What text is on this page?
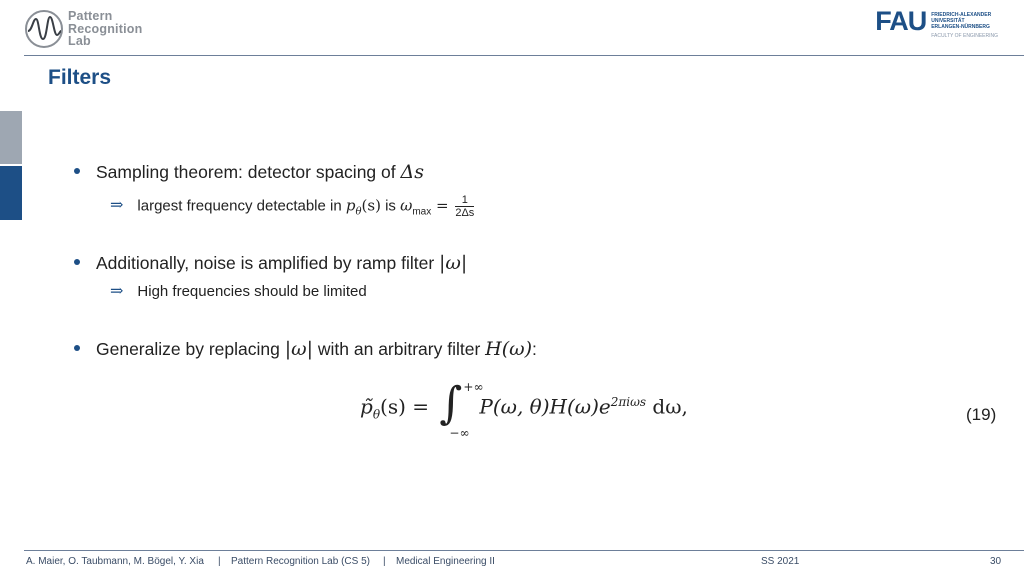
Pattern
Recognition
Lab
FAU FRIEDRICH-ALEXANDER
UNIVERSITÄT
ERLANGEN-NÜRNBERG
FACULTY OF ENGINEERING
Filters
Sampling theorem: detector spacing of Δs
⇒ largest frequency detectable in $p_\theta(s)$ is $\omega_{max} = \frac{1}{2\Delta s}$
Additionally, noise is amplified by ramp filter |ω|
⇒ High frequencies should be limited
Generalize by replacing |ω| with an arbitrary filter H(ω):
$p̃_\theta(s)$ = ∫ +∞
−∞
P(ω, $\theta)H(\omega)e^{2\pi i\omega s}$ dω,	(19)
A. Maier, O. Taubmann, M. Bögel, Y. Xia | Pattern Recognition Lab (CS 5) | Medical Engineering II	SS 2021	30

Task requirements -> Restate the entire listing word for word, excluding pictures.

Full output ->
What text is on this page?
Pattern
Recognition
Lab
FAU FRIEDRICH-ALEXANDER
UNIVERSITÄT
ERLANGEN-NÜRNBERG
FACULTY OF ENGINEERING
Filters
Sampling theorem: detector spacing of Δs
⇒ largest frequency detectable in $p_\theta(s)$ is $\omega_{max} = \frac{1}{2\Delta s}$
Additionally, noise is amplified by ramp filter |ω|
⇒ High frequencies should be limited
Generalize by replacing |ω| with an arbitrary filter H(ω):
$p̃_\theta(s)$ = ∫ +∞
−∞
P(ω, $\theta)H(\omega)e^{2\pi i\omega s}$ dω,	(19)
A. Maier, O. Taubmann, M. Bögel, Y. Xia | Pattern Recognition Lab (CS 5) | Medical Engineering II	SS 2021	30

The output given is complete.